- [Problem to work on]
Copy the lines below verbatim, everything from the line containing "140, 31, 146]" down to the line containing "272, 22, 286]", both included.

- [Records from a collection]

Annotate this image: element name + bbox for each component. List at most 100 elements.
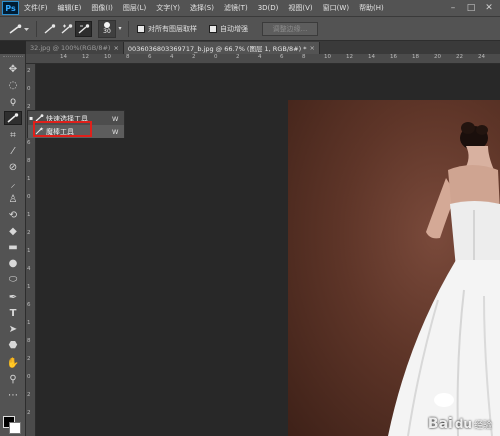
ruler-tick-label: 6	[27, 140, 31, 146]
bride-figure	[388, 122, 500, 436]
menu-image[interactable]: 图像(I)	[86, 3, 118, 13]
blur-tool-icon[interactable]: ●	[4, 256, 22, 270]
ruler-tick-label: 8	[27, 338, 31, 344]
options-bar: 30 ▾ 对所有图层取样 自动增强 调整边缘...	[0, 17, 500, 41]
lasso-tool-icon[interactable]: ϙ	[4, 94, 22, 108]
dodge-tool-icon[interactable]: ⬭	[4, 272, 22, 286]
menu-file[interactable]: 文件(F)	[19, 3, 53, 13]
pen-tool-icon[interactable]: ✒	[4, 290, 22, 304]
auto-enhance-checkbox[interactable]	[209, 24, 217, 33]
ruler-tick-label: 2	[27, 392, 31, 398]
brush-add-icon	[61, 23, 72, 34]
watermark-brand: Bai	[427, 416, 453, 432]
ruler-tick-label: 2	[27, 68, 31, 74]
bride-photo[interactable]	[288, 100, 500, 436]
ruler-tick-label: 1	[27, 248, 31, 254]
baidu-watermark: Bai du 经验	[428, 416, 492, 432]
close-button[interactable]: ✕	[482, 2, 496, 14]
move-tool-icon[interactable]: ✥	[4, 62, 22, 76]
ruler-tick-label: 10	[104, 54, 111, 60]
menu-edit[interactable]: 编辑(E)	[53, 3, 87, 13]
flyout-shortcut: W	[112, 114, 119, 123]
baidu-paw-icon: du	[454, 417, 472, 431]
ruler-tick-label: 16	[390, 54, 397, 60]
ruler-tick-label: 22	[456, 54, 463, 60]
background-color-swatch[interactable]	[9, 422, 21, 434]
zoom-tool-icon[interactable]: ⚲	[4, 372, 22, 386]
ruler-tick-label: 8	[302, 54, 306, 60]
brush-new-icon	[44, 23, 55, 34]
menu-type[interactable]: 文字(Y)	[151, 3, 185, 13]
maximize-button[interactable]: □	[464, 2, 478, 14]
eyedropper-tool-icon[interactable]: ⁄	[4, 144, 22, 158]
tab-close-icon[interactable]: ×	[309, 44, 314, 52]
type-tool-icon[interactable]: T	[4, 306, 22, 320]
quick-selection-icon	[9, 23, 29, 34]
ruler-tick-label: 24	[478, 54, 485, 60]
ruler-horizontal: 14 12 10 8 6 4 2 0 2 4 6 8 10 12 14 16 1…	[26, 54, 500, 64]
toolbox-grip[interactable]	[3, 56, 23, 60]
minimize-button[interactable]: –	[446, 2, 460, 14]
gradient-tool-icon[interactable]: ▬	[4, 240, 22, 254]
ruler-tick-label: 6	[148, 54, 152, 60]
menu-filter[interactable]: 滤镜(T)	[219, 3, 253, 13]
watermark-suffix: 经验	[473, 420, 492, 431]
refine-edge-button[interactable]: 调整边缘...	[262, 21, 318, 36]
quick-selection-icon	[7, 113, 19, 123]
ruler-tick-label: 10	[324, 54, 331, 60]
marquee-tool-icon[interactable]: ◌	[4, 78, 22, 92]
add-to-selection-brush-button[interactable]	[58, 21, 75, 37]
flyout-shortcut: W	[112, 127, 119, 136]
quick-selection-tool-icon[interactable]	[4, 111, 22, 125]
hand-tool-icon[interactable]: ✋	[4, 356, 22, 370]
ruler-tick-label: 4	[27, 266, 31, 272]
app-logo: Ps	[2, 1, 19, 15]
ruler-tick-label: 1	[27, 176, 31, 182]
brush-tool-icon[interactable]: ⸝	[4, 176, 22, 190]
subtract-from-selection-brush-button[interactable]	[75, 20, 92, 37]
healing-brush-tool-icon[interactable]: ⊘	[4, 160, 22, 174]
menu-window[interactable]: 窗口(W)	[318, 3, 354, 13]
document-tab-active[interactable]: 003603680336971​7_b.jpg @ 66.7% (图层 1, R…	[123, 42, 320, 54]
ruler-tick-label: 0	[27, 86, 31, 92]
menu-view[interactable]: 视图(V)	[283, 3, 317, 13]
document-tab[interactable]: 32.jpg @ 100%(RGB/8#) ×	[26, 42, 124, 54]
ruler-tick-label: 8	[126, 54, 130, 60]
clone-stamp-tool-icon[interactable]: ♙	[4, 192, 22, 206]
new-selection-brush-button[interactable]	[41, 21, 58, 37]
history-brush-tool-icon[interactable]: ⟲	[4, 208, 22, 222]
ruler-tick-label: 1	[27, 284, 31, 290]
menu-layer[interactable]: 图层(L)	[118, 3, 151, 13]
ruler-tick-label: 4	[258, 54, 262, 60]
ruler-tick-label: 2	[192, 54, 196, 60]
brush-dropdown-icon[interactable]: ▾	[116, 21, 124, 37]
ruler-tick-label: 20	[434, 54, 441, 60]
auto-enhance-label: 自动增强	[220, 24, 248, 33]
brush-size-picker[interactable]: 30	[98, 19, 116, 38]
menu-select[interactable]: 选择(S)	[185, 3, 219, 13]
ruler-tick-label: 18	[412, 54, 419, 60]
document-tab-bar: 32.jpg @ 100%(RGB/8#) × 003603680336971​…	[26, 41, 500, 54]
menu-3d[interactable]: 3D(D)	[253, 4, 284, 12]
tab-label: 003603680336971​7_b.jpg @ 66.7% (图层 1, R…	[127, 45, 307, 53]
more-tools-icon[interactable]: ⋯	[4, 388, 22, 402]
ruler-tick-label: 2	[27, 410, 31, 416]
crop-tool-icon[interactable]: ⌗	[4, 128, 22, 142]
ruler-tick-label: 1	[27, 320, 31, 326]
tab-close-icon[interactable]: ×	[113, 44, 118, 52]
toolbox-panel: ✥ ◌ ϙ ⌗ ⁄ ⊘ ⸝ ♙ ⟲ ◆ ▬ ● ⬭ ✒ T ➤ ⬣ ✋ ⚲ ⋯	[0, 54, 26, 436]
tool-preset-picker[interactable]	[6, 21, 32, 37]
ruler-tick-label: 14	[368, 54, 375, 60]
ruler-tick-label: 0	[27, 194, 31, 200]
ruler-tick-label: 1	[27, 212, 31, 218]
menu-help[interactable]: 帮助(H)	[354, 3, 389, 13]
ruler-tick-label: 0	[27, 374, 31, 380]
brush-size-value: 30	[103, 28, 111, 35]
red-highlight-annotation	[33, 121, 92, 137]
eraser-tool-icon[interactable]: ◆	[4, 224, 22, 238]
sample-all-layers-checkbox[interactable]	[137, 24, 145, 33]
shape-tool-icon[interactable]: ⬣	[4, 338, 22, 352]
ruler-tick-label: 14	[60, 54, 67, 60]
ruler-tick-label: 12	[82, 54, 89, 60]
path-selection-tool-icon[interactable]: ➤	[4, 322, 22, 336]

- [Final answer]
ruler-tick-label: 6	[27, 140, 31, 146]
bride-figure	[388, 122, 500, 436]
menu-image[interactable]: 图像(I)	[86, 3, 118, 13]
blur-tool-icon[interactable]: ●	[4, 256, 22, 270]
ruler-tick-label: 8	[27, 338, 31, 344]
options-bar: 30 ▾ 对所有图层取样 自动增强 调整边缘...	[0, 17, 500, 41]
lasso-tool-icon[interactable]: ϙ	[4, 94, 22, 108]
dodge-tool-icon[interactable]: ⬭	[4, 272, 22, 286]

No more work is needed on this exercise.